++++ Material supplied
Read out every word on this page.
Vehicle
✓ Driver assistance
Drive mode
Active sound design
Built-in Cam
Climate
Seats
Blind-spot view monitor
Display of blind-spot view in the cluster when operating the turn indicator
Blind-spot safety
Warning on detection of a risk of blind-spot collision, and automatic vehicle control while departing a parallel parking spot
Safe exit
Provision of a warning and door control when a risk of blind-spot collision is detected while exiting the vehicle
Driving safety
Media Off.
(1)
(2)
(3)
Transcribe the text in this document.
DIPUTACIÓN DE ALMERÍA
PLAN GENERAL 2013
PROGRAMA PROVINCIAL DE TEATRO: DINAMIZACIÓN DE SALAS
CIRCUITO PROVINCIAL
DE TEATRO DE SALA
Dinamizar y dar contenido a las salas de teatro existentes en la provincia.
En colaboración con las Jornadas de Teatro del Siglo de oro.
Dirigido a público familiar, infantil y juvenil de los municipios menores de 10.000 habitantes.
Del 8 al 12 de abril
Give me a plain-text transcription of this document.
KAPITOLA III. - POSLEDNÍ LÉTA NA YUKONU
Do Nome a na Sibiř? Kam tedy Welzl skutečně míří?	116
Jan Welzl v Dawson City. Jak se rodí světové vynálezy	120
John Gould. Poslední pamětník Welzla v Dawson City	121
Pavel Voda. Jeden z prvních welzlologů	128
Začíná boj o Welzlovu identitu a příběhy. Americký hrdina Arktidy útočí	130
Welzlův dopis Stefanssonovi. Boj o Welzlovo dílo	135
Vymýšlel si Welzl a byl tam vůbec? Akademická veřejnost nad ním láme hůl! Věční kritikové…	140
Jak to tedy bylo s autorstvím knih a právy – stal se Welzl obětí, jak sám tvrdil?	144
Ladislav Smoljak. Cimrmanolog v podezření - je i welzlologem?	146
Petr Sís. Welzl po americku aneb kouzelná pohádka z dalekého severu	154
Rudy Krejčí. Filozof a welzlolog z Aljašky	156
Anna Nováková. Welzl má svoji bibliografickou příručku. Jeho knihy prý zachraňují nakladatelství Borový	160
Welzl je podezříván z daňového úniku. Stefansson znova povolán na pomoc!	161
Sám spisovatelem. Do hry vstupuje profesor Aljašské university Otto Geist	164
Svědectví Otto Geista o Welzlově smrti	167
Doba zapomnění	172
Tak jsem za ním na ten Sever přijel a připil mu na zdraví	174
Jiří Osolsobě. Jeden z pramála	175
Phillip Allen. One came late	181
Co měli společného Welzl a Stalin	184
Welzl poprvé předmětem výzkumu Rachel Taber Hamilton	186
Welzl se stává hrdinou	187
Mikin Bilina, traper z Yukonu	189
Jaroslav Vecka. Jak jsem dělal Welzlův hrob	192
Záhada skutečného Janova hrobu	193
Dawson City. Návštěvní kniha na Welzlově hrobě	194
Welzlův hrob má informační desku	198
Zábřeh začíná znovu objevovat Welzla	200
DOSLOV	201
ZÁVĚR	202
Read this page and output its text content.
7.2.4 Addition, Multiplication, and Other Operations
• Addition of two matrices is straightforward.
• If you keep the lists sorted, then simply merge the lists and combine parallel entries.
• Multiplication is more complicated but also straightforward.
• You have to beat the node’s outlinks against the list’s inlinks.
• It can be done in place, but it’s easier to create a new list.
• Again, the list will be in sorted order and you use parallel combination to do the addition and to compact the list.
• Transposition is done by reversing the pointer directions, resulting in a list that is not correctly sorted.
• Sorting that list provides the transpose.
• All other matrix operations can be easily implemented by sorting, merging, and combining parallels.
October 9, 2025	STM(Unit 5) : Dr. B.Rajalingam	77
++++++++
### Prompt
Take the entries above and transcribe them in full.

### Output
Read out every word on this page.
Vehicle
✓ Driver assistance
Drive mode
Active sound design
Built-in Cam
Climate
Seats
Blind-spot view monitor
Display of blind-spot view in the cluster when operating the turn indicator
Blind-spot safety
Warning on detection of a risk of blind-spot collision, and automatic vehicle control while departing a parallel parking spot
Safe exit
Provision of a warning and door control when a risk of blind-spot collision is detected while exiting the vehicle
Driving safety
Media Off.
(1)
(2)
(3)
Transcribe the text in this document.
DIPUTACIÓN DE ALMERÍA
PLAN GENERAL 2013
PROGRAMA PROVINCIAL DE TEATRO: DINAMIZACIÓN DE SALAS
CIRCUITO PROVINCIAL
DE TEATRO DE SALA
Dinamizar y dar contenido a las salas de teatro existentes en la provincia.
En colaboración con las Jornadas de Teatro del Siglo de oro.
Dirigido a público familiar, infantil y juvenil de los municipios menores de 10.000 habitantes.
Del 8 al 12 de abril
Give me a plain-text transcription of this document.
KAPITOLA III. - POSLEDNÍ LÉTA NA YUKONU
Do Nome a na Sibiř? Kam tedy Welzl skutečně míří?	116
Jan Welzl v Dawson City. Jak se rodí světové vynálezy	120
John Gould. Poslední pamětník Welzla v Dawson City	121
Pavel Voda. Jeden z prvních welzlologů	128
Začíná boj o Welzlovu identitu a příběhy. Americký hrdina Arktidy útočí	130
Welzlův dopis Stefanssonovi. Boj o Welzlovo dílo	135
Vymýšlel si Welzl a byl tam vůbec? Akademická veřejnost nad ním láme hůl! Věční kritikové…	140
Jak to tedy bylo s autorstvím knih a právy – stal se Welzl obětí, jak sám tvrdil?	144
Ladislav Smoljak. Cimrmanolog v podezření - je i welzlologem?	146
Petr Sís. Welzl po americku aneb kouzelná pohádka z dalekého severu	154
Rudy Krejčí. Filozof a welzlolog z Aljašky	156
Anna Nováková. Welzl má svoji bibliografickou příručku. Jeho knihy prý zachraňují nakladatelství Borový	160
Welzl je podezříván z daňového úniku. Stefansson znova povolán na pomoc!	161
Sám spisovatelem. Do hry vstupuje profesor Aljašské university Otto Geist	164
Svědectví Otto Geista o Welzlově smrti	167
Doba zapomnění	172
Tak jsem za ním na ten Sever přijel a připil mu na zdraví	174
Jiří Osolsobě. Jeden z pramála	175
Phillip Allen. One came late	181
Co měli společného Welzl a Stalin	184
Welzl poprvé předmětem výzkumu Rachel Taber Hamilton	186
Welzl se stává hrdinou	187
Mikin Bilina, traper z Yukonu	189
Jaroslav Vecka. Jak jsem dělal Welzlův hrob	192
Záhada skutečného Janova hrobu	193
Dawson City. Návštěvní kniha na Welzlově hrobě	194
Welzlův hrob má informační desku	198
Zábřeh začíná znovu objevovat Welzla	200
DOSLOV	201
ZÁVĚR	202
Read this page and output its text content.
7.2.4 Addition, Multiplication, and Other Operations
• Addition of two matrices is straightforward.
• If you keep the lists sorted, then simply merge the lists and combine parallel entries.
• Multiplication is more complicated but also straightforward.
• You have to beat the node’s outlinks against the list’s inlinks.
• It can be done in place, but it’s easier to create a new list.
• Again, the list will be in sorted order and you use parallel combination to do the addition and to compact the list.
• Transposition is done by reversing the pointer directions, resulting in a list that is not correctly sorted.
• Sorting that list provides the transpose.
• All other matrix operations can be easily implemented by sorting, merging, and combining parallels.
October 9, 2025	STM(Unit 5) : Dr. B.Rajalingam	77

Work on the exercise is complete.